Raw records
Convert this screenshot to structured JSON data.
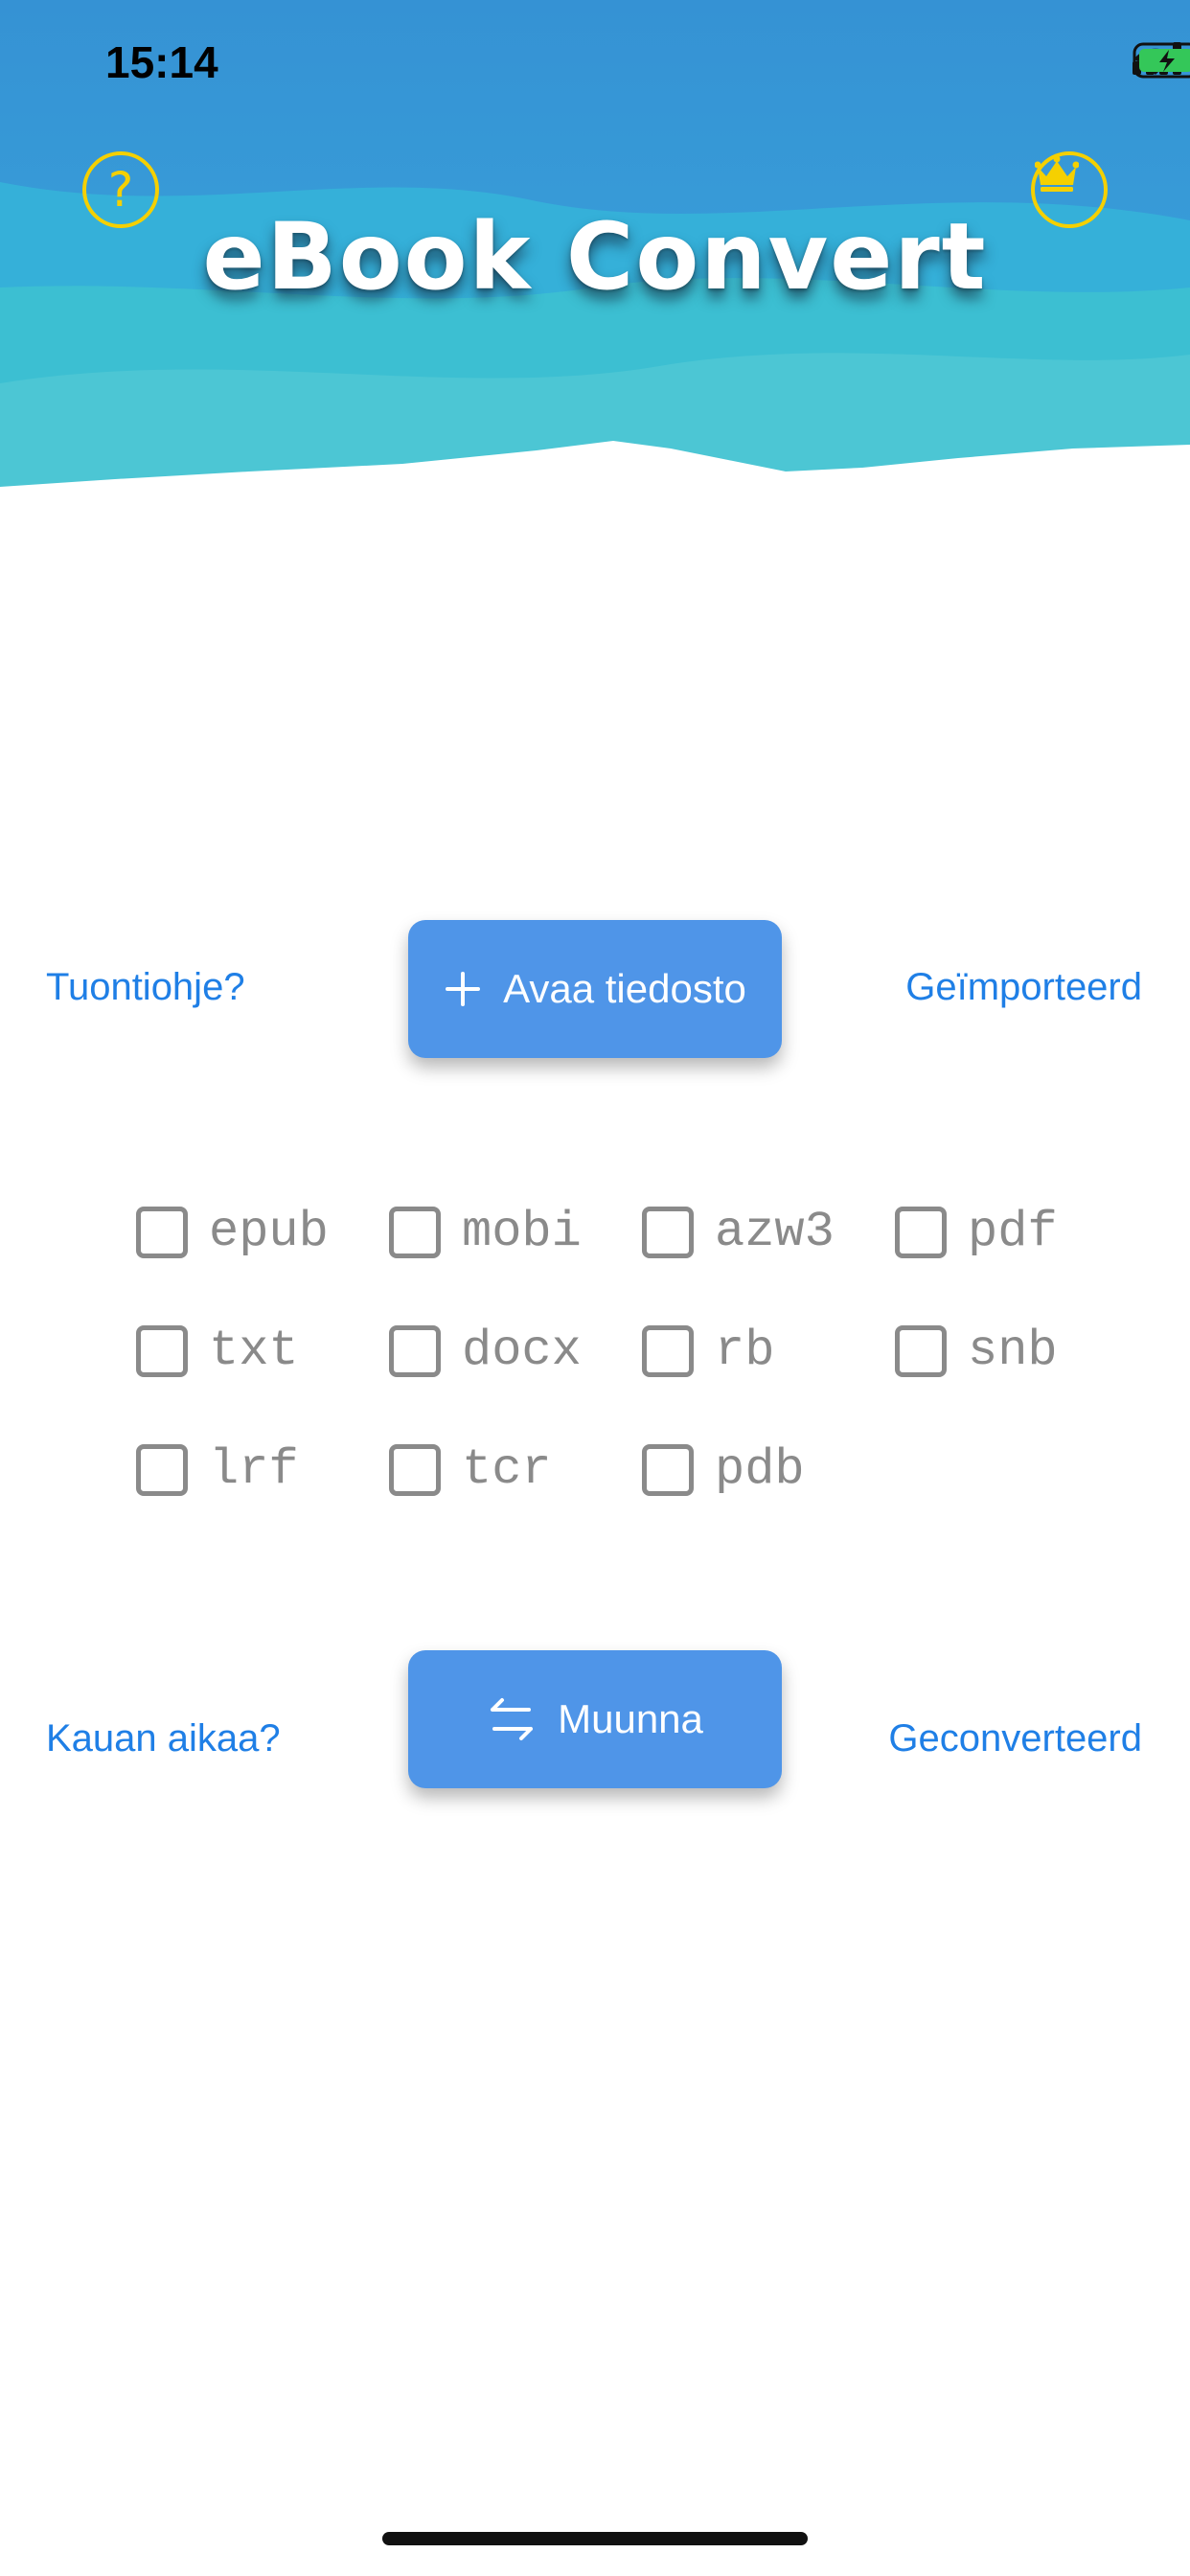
{
  "status_bar": {
    "time": "15:14"
  },
  "header": {
    "title": "eBook Convert",
    "help_symbol": "?"
  },
  "import": {
    "help_link": "Tuontiohje?",
    "open_button_label": "Avaa tiedosto",
    "imported_link": "Geïmporteerd"
  },
  "formats": [
    "epub",
    "mobi",
    "azw3",
    "pdf",
    "txt",
    "docx",
    "rb",
    "snb",
    "lrf",
    "tcr",
    "pdb"
  ],
  "convert": {
    "time_link": "Kauan aikaa?",
    "convert_button_label": "Muunna",
    "converted_link": "Geconverteerd"
  },
  "colors": {
    "header_blue": "#3a9ad6",
    "header_teal": "#3cbfd2",
    "accent_yellow": "#f5d000",
    "button_blue": "#4f95e8",
    "link_blue": "#1f7fe6",
    "checkbox_gray": "#8a8a8a"
  },
  "icons": [
    "help-icon",
    "crown-icon",
    "plus-icon",
    "swap-arrows-icon",
    "signal-icon",
    "wifi-icon",
    "battery-icon"
  ]
}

**Brief**: Your task is to copy the entries in full and exactly, without any images.

**Exercise output**:
Convert this screenshot to structured JSON data.
{
  "status_bar": {
    "time": "15:14"
  },
  "header": {
    "title": "eBook Convert",
    "help_symbol": "?"
  },
  "import": {
    "help_link": "Tuontiohje?",
    "open_button_label": "Avaa tiedosto",
    "imported_link": "Geïmporteerd"
  },
  "formats": [
    "epub",
    "mobi",
    "azw3",
    "pdf",
    "txt",
    "docx",
    "rb",
    "snb",
    "lrf",
    "tcr",
    "pdb"
  ],
  "convert": {
    "time_link": "Kauan aikaa?",
    "convert_button_label": "Muunna",
    "converted_link": "Geconverteerd"
  },
  "colors": {
    "header_blue": "#3a9ad6",
    "header_teal": "#3cbfd2",
    "accent_yellow": "#f5d000",
    "button_blue": "#4f95e8",
    "link_blue": "#1f7fe6",
    "checkbox_gray": "#8a8a8a"
  },
  "icons": [
    "help-icon",
    "crown-icon",
    "plus-icon",
    "swap-arrows-icon",
    "signal-icon",
    "wifi-icon",
    "battery-icon"
  ]
}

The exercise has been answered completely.